- _Data records_:
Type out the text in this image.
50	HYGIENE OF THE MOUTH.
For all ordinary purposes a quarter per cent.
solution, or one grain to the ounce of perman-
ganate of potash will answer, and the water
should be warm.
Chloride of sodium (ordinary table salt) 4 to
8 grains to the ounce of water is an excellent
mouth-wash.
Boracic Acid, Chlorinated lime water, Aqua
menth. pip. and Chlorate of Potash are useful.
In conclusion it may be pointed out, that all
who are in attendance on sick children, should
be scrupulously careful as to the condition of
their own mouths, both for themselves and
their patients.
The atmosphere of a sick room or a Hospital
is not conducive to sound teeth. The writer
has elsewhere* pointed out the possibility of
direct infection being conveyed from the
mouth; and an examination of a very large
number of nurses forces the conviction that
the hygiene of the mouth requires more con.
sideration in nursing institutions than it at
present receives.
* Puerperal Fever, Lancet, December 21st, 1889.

- _Task to carry out_: Extract every line of the records above that contains the word "ounce".

- _Your response_:
solution, or one grain to the ounce of perman-
8 grains to the ounce of water is an excellent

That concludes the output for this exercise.